# TASK DIRECTIONS
Copy down every line where the string "Position" shows up.
==== DATASET EXCERPTS
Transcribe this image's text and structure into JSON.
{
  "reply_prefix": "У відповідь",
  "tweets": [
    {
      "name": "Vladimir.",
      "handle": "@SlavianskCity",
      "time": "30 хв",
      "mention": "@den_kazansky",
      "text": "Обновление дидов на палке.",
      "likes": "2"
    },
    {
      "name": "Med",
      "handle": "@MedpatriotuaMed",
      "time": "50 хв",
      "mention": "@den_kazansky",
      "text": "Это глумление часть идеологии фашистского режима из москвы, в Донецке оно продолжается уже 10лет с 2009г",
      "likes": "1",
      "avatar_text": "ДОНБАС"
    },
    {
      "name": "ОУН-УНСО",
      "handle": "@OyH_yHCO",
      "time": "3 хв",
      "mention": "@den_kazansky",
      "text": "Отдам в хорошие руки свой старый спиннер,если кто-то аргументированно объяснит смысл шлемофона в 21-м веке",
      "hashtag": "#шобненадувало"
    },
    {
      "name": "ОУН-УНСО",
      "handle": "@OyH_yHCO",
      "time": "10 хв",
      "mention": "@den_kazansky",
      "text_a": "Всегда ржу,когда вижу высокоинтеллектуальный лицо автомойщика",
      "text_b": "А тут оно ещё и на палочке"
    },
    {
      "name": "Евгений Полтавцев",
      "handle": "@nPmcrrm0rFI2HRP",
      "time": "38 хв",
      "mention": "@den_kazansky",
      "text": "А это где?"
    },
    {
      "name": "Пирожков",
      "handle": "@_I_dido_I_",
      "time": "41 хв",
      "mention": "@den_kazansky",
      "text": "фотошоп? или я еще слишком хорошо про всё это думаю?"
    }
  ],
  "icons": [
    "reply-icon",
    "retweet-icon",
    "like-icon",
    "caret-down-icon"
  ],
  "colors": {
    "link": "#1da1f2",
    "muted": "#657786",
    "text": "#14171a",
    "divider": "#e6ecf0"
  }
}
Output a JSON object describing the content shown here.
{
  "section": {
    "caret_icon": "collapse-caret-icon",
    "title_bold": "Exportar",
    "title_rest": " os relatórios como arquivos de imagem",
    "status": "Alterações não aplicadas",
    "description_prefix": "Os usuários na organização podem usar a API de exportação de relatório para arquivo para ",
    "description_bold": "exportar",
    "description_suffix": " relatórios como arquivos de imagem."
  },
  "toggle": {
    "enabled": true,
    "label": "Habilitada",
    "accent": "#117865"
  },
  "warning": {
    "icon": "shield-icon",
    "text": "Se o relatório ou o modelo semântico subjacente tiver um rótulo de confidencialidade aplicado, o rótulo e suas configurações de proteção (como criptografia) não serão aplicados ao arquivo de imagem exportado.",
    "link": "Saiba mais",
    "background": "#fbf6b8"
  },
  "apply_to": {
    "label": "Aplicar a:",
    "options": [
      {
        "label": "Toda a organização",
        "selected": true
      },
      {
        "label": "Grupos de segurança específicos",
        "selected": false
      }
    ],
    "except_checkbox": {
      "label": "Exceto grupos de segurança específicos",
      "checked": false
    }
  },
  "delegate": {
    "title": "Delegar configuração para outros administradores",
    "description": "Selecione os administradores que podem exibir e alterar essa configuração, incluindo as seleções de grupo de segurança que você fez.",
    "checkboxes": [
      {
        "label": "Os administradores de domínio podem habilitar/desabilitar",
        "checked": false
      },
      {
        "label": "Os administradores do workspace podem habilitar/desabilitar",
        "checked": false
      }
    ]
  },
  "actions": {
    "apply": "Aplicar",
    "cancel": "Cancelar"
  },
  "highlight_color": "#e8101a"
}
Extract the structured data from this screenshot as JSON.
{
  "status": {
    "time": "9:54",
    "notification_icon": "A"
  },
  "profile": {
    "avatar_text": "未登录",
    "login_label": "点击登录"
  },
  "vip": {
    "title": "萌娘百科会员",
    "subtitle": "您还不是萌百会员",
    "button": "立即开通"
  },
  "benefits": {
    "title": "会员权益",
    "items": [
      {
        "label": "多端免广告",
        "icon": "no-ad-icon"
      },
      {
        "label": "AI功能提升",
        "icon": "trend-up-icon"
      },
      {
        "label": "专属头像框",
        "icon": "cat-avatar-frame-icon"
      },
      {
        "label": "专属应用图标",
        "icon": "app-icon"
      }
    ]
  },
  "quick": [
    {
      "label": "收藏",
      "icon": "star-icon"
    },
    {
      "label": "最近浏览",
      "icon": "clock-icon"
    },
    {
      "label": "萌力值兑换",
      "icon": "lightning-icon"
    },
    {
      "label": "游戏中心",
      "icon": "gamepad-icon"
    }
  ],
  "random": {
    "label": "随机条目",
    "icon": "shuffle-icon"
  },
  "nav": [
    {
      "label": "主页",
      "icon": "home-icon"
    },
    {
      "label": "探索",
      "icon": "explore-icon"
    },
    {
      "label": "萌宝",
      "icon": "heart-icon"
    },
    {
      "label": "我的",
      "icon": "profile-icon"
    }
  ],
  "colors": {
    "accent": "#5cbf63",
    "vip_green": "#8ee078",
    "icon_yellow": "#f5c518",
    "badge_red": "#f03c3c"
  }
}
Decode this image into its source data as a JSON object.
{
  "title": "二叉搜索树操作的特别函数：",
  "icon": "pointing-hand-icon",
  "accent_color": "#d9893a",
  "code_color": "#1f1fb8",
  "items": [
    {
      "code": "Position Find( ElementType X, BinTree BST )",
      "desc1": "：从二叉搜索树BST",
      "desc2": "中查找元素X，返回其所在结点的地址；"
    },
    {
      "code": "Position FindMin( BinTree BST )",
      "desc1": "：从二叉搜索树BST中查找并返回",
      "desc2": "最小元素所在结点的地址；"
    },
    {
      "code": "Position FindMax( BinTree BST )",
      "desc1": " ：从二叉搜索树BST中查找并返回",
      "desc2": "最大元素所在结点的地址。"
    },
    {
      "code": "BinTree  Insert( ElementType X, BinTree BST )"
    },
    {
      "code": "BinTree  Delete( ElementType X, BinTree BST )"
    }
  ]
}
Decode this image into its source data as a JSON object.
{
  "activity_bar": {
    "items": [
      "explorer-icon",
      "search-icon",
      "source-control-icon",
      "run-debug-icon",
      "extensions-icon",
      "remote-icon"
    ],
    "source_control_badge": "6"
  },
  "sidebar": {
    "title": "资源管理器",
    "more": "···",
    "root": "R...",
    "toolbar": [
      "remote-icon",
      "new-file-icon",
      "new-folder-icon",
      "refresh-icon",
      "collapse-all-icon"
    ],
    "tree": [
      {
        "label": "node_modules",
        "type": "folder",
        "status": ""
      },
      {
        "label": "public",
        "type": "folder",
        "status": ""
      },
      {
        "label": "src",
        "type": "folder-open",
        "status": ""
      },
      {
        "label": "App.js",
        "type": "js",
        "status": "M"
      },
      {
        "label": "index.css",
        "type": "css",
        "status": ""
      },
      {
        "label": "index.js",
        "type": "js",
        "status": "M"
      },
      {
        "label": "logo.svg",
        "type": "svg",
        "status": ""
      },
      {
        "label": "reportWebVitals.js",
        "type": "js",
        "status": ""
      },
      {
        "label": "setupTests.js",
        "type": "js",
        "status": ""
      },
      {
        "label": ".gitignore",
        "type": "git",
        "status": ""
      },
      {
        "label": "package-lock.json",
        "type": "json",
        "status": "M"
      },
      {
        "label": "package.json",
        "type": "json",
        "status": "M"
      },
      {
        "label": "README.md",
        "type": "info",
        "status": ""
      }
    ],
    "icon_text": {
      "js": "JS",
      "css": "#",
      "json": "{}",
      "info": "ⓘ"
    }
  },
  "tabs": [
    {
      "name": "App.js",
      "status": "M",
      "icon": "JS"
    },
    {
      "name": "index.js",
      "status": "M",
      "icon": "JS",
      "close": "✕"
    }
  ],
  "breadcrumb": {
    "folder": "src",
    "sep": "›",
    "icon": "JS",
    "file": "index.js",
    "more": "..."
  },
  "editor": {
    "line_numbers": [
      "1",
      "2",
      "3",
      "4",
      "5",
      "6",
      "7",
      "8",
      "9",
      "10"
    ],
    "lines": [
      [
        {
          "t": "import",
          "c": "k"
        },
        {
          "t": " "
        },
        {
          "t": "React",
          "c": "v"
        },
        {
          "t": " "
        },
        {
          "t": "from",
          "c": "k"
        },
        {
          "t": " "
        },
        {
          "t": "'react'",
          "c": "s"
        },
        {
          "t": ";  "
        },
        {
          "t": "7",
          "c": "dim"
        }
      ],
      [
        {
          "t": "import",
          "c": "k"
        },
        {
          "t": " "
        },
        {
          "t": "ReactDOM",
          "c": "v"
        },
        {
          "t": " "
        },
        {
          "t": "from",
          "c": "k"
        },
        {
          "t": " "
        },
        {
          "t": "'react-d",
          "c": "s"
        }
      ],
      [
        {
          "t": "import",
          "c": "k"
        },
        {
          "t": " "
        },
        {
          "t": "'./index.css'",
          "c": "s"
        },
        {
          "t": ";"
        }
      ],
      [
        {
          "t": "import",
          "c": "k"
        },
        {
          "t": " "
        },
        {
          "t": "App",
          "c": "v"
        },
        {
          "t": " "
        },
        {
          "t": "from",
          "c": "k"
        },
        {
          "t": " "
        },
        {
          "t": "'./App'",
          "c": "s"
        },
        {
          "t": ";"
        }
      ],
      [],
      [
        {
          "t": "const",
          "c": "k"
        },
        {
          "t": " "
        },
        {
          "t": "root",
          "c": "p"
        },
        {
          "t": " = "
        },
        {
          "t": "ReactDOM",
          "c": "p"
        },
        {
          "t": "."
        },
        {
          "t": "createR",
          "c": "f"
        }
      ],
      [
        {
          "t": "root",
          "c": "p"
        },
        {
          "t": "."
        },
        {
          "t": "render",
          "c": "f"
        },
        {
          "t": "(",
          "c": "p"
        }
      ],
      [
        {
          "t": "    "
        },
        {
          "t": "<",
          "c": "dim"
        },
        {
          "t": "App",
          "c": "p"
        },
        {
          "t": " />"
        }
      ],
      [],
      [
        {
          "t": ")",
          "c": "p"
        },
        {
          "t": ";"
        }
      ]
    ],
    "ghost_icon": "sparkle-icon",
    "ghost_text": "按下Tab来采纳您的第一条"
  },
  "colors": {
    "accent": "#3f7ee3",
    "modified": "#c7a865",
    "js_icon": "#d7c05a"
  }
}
========
# TASK ANSWER
      "code": "Position Find( ElementType X, BinTree BST )",
      "code": "Position FindMin( BinTree BST )",
      "code": "Position FindMax( BinTree BST )",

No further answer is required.